Objective:
Copy out each line exactly as it appears.

[Start Material]

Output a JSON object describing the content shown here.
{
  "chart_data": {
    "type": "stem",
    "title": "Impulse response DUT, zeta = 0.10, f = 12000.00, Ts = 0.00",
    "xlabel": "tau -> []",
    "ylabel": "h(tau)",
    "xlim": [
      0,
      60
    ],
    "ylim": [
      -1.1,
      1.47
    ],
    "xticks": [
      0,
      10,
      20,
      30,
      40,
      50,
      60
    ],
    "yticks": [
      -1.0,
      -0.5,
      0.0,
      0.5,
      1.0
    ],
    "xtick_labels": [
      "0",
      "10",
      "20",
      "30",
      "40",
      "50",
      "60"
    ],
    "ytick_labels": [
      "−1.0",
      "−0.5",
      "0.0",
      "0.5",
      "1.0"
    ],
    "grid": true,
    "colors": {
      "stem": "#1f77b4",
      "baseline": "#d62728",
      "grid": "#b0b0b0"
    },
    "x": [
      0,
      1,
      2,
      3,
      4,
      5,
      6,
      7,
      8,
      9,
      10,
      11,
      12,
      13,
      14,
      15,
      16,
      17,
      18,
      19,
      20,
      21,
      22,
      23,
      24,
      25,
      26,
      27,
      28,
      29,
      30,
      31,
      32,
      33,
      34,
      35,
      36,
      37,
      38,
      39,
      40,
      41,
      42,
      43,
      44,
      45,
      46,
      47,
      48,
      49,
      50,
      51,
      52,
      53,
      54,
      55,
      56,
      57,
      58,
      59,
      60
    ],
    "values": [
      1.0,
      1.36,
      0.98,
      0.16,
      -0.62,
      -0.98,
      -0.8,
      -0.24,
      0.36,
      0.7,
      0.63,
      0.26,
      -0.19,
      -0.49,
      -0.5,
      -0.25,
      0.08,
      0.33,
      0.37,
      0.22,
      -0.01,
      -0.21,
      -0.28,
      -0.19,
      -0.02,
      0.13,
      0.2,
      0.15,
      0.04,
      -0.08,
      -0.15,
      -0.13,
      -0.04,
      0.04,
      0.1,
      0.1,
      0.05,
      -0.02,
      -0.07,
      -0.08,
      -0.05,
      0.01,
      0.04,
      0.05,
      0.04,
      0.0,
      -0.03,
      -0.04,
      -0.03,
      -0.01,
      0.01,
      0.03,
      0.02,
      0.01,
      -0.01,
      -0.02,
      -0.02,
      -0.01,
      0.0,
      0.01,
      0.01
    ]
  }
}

[End Material]

Output:
Output a JSON object describing the content shown here.
{
  "chart_data": {
    "type": "stem",
    "title": "Impulse response DUT, zeta = 0.10, f = 12000.00, Ts = 0.00",
    "xlabel": "tau -> []",
    "ylabel": "h(tau)",
    "xlim": [
      0,
      60
    ],
    "ylim": [
      -1.1,
      1.47
    ],
    "xticks": [
      0,
      10,
      20,
      30,
      40,
      50,
      60
    ],
    "yticks": [
      -1.0,
      -0.5,
      0.0,
      0.5,
      1.0
    ],
    "xtick_labels": [
      "0",
      "10",
      "20",
      "30",
      "40",
      "50",
      "60"
    ],
    "ytick_labels": [
      "−1.0",
      "−0.5",
      "0.0",
      "0.5",
      "1.0"
    ],
    "grid": true,
    "colors": {
      "stem": "#1f77b4",
      "baseline": "#d62728",
      "grid": "#b0b0b0"
    },
    "x": [
      0,
      1,
      2,
      3,
      4,
      5,
      6,
      7,
      8,
      9,
      10,
      11,
      12,
      13,
      14,
      15,
      16,
      17,
      18,
      19,
      20,
      21,
      22,
      23,
      24,
      25,
      26,
      27,
      28,
      29,
      30,
      31,
      32,
      33,
      34,
      35,
      36,
      37,
      38,
      39,
      40,
      41,
      42,
      43,
      44,
      45,
      46,
      47,
      48,
      49,
      50,
      51,
      52,
      53,
      54,
      55,
      56,
      57,
      58,
      59,
      60
    ],
    "values": [
      1.0,
      1.36,
      0.98,
      0.16,
      -0.62,
      -0.98,
      -0.8,
      -0.24,
      0.36,
      0.7,
      0.63,
      0.26,
      -0.19,
      -0.49,
      -0.5,
      -0.25,
      0.08,
      0.33,
      0.37,
      0.22,
      -0.01,
      -0.21,
      -0.28,
      -0.19,
      -0.02,
      0.13,
      0.2,
      0.15,
      0.04,
      -0.08,
      -0.15,
      -0.13,
      -0.04,
      0.04,
      0.1,
      0.1,
      0.05,
      -0.02,
      -0.07,
      -0.08,
      -0.05,
      0.01,
      0.04,
      0.05,
      0.04,
      0.0,
      -0.03,
      -0.04,
      -0.03,
      -0.01,
      0.01,
      0.03,
      0.02,
      0.01,
      -0.01,
      -0.02,
      -0.02,
      -0.01,
      0.0,
      0.01,
      0.01
    ]
  }
}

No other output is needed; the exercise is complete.